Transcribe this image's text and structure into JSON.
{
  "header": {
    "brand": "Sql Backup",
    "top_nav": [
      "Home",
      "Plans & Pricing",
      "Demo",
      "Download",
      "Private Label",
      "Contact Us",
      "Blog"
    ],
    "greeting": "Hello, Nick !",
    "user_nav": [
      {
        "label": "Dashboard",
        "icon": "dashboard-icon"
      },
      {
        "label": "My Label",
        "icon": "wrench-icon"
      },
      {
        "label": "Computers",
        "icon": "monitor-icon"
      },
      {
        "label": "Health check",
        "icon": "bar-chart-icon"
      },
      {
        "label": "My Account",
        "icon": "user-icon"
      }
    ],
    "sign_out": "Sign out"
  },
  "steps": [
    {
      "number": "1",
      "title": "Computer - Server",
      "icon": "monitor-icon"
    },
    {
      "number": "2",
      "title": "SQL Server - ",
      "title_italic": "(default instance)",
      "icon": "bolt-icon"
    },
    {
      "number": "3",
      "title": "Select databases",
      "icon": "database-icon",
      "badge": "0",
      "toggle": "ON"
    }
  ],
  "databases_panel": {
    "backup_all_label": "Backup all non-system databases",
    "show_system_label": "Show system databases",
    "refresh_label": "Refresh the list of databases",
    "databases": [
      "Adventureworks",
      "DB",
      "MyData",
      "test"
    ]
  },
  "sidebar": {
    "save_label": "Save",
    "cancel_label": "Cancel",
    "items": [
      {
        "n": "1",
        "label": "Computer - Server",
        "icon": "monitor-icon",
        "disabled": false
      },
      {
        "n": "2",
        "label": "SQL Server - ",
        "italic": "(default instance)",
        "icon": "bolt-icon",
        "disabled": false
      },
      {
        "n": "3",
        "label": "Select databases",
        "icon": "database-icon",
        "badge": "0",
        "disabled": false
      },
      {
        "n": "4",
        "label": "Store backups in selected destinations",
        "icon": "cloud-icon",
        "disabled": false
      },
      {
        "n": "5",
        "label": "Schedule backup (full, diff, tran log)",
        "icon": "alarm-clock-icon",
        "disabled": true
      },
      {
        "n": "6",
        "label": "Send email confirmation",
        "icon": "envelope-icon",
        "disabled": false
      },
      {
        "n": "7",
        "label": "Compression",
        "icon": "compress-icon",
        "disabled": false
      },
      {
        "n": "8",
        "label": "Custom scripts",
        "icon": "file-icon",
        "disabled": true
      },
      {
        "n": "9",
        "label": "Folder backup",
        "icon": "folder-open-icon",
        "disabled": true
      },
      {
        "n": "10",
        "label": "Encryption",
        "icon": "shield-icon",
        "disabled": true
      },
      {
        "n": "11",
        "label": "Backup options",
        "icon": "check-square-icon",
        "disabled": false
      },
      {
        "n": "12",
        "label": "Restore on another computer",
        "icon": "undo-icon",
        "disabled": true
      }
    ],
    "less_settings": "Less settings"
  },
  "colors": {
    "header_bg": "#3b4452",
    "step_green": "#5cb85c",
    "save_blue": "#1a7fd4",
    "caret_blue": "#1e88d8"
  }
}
---
» Task brief: Your answer should be one number: how many lines of the listing include the word "check".

» Task answer: 2